(Saved entries)
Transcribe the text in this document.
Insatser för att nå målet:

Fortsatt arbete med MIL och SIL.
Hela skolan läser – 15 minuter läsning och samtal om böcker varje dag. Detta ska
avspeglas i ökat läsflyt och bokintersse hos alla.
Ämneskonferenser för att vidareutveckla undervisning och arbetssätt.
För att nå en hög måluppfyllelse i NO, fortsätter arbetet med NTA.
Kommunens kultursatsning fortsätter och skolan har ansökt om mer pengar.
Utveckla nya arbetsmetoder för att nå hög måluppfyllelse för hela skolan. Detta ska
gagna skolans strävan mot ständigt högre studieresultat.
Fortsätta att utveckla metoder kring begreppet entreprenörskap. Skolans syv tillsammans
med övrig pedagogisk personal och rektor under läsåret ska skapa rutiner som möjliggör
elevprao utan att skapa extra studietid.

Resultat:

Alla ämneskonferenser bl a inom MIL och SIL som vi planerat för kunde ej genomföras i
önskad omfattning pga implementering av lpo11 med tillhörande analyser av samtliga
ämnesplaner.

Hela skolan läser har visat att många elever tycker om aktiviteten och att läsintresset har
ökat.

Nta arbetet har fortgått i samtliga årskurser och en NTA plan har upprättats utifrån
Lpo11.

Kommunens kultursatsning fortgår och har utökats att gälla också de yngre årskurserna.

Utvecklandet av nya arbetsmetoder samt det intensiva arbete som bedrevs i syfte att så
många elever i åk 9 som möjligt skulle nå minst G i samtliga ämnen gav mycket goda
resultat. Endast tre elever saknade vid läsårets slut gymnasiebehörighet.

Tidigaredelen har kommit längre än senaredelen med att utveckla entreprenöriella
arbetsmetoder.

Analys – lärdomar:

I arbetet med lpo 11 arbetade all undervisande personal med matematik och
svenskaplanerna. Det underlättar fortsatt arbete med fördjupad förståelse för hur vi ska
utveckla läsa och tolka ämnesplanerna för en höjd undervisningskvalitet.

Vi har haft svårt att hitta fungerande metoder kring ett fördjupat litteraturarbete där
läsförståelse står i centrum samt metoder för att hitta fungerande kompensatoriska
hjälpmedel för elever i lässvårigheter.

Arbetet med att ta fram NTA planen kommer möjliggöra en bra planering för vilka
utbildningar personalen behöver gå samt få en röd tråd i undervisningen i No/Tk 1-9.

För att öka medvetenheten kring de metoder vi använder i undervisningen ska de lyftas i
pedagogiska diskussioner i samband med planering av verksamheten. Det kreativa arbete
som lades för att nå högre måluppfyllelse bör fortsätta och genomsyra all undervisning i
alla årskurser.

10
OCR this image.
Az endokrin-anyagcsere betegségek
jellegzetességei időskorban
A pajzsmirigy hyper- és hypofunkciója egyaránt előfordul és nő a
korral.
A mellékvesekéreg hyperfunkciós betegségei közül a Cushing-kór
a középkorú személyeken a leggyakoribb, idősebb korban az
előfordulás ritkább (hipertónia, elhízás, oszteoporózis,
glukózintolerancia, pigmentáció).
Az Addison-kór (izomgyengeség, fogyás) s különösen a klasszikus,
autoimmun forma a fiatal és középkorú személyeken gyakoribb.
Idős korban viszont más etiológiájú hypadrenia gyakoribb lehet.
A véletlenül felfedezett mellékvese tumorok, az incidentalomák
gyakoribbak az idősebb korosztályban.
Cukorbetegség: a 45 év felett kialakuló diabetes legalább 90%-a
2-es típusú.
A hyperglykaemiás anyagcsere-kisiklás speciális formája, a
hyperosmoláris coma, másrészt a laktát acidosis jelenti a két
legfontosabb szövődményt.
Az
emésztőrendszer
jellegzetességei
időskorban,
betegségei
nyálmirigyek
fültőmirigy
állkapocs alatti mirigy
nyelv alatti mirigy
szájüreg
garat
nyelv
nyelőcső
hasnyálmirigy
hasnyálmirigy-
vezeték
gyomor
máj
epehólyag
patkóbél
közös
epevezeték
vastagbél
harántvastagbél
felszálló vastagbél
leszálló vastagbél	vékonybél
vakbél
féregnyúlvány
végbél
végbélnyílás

WHAT YOU SHOULD DO: Scan the data above for the string "időskorban" and copy each line where it appears.

SOLUTION TO THE PROBLEM:
jellegzetességei időskorban
időskorban,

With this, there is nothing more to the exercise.